**EXCERPTED DATA:**
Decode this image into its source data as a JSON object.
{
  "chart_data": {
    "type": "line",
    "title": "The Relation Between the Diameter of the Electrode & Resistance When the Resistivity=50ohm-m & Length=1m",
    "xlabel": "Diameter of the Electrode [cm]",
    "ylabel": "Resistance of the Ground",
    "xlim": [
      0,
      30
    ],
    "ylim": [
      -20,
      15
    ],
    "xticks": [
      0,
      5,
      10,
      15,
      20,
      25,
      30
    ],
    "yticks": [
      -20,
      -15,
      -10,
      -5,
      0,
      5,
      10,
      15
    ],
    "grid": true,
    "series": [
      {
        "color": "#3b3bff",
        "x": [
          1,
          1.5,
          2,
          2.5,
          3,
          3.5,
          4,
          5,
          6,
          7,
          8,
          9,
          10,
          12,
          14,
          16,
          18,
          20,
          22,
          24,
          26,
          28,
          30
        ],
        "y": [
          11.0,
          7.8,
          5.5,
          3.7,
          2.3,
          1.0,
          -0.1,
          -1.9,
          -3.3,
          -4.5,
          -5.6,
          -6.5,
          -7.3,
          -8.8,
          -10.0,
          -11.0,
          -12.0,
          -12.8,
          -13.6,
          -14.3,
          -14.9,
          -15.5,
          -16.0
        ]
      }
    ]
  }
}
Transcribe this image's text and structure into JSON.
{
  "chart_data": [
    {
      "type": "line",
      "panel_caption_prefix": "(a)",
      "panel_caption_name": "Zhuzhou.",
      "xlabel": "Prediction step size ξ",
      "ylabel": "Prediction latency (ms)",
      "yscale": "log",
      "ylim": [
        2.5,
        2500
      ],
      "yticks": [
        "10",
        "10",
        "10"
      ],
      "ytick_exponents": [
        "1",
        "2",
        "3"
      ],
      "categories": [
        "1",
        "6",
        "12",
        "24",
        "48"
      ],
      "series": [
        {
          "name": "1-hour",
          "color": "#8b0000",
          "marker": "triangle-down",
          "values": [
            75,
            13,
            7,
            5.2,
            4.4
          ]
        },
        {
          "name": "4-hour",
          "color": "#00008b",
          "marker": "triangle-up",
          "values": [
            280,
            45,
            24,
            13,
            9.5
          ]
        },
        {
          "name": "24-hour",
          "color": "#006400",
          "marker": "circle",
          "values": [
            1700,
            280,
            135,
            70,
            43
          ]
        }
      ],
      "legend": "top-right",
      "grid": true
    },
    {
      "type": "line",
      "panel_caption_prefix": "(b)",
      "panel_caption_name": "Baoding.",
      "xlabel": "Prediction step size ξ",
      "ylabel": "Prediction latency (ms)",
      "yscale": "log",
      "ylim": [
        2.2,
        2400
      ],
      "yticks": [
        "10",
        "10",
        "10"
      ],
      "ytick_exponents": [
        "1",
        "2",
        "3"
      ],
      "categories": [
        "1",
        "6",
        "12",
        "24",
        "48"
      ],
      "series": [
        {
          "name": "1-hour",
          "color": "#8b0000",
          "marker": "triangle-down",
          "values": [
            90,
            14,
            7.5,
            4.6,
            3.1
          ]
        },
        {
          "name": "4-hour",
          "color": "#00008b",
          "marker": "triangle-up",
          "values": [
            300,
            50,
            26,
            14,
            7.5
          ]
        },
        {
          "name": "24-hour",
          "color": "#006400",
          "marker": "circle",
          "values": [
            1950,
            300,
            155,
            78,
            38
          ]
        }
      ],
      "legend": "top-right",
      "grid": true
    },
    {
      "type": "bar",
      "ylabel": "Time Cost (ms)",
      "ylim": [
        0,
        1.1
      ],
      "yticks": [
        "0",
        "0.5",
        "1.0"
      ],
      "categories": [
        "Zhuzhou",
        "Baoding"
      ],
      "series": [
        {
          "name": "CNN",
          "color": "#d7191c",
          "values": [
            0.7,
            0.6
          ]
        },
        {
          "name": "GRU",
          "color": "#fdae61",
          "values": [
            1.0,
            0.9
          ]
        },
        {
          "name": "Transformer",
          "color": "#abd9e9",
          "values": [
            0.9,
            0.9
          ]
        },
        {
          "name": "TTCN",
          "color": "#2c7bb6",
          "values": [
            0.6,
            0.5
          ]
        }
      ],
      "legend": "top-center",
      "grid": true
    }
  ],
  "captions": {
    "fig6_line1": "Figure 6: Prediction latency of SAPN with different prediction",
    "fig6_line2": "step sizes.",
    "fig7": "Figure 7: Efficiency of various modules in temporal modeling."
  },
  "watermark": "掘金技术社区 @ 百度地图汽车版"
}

**TASK GOAL:** Copy each line from the records above that includes the string "Zhuzhou".

**ANSWER TO THIS TASK:**
      "panel_caption_name": "Zhuzhou.",
        "Zhuzhou",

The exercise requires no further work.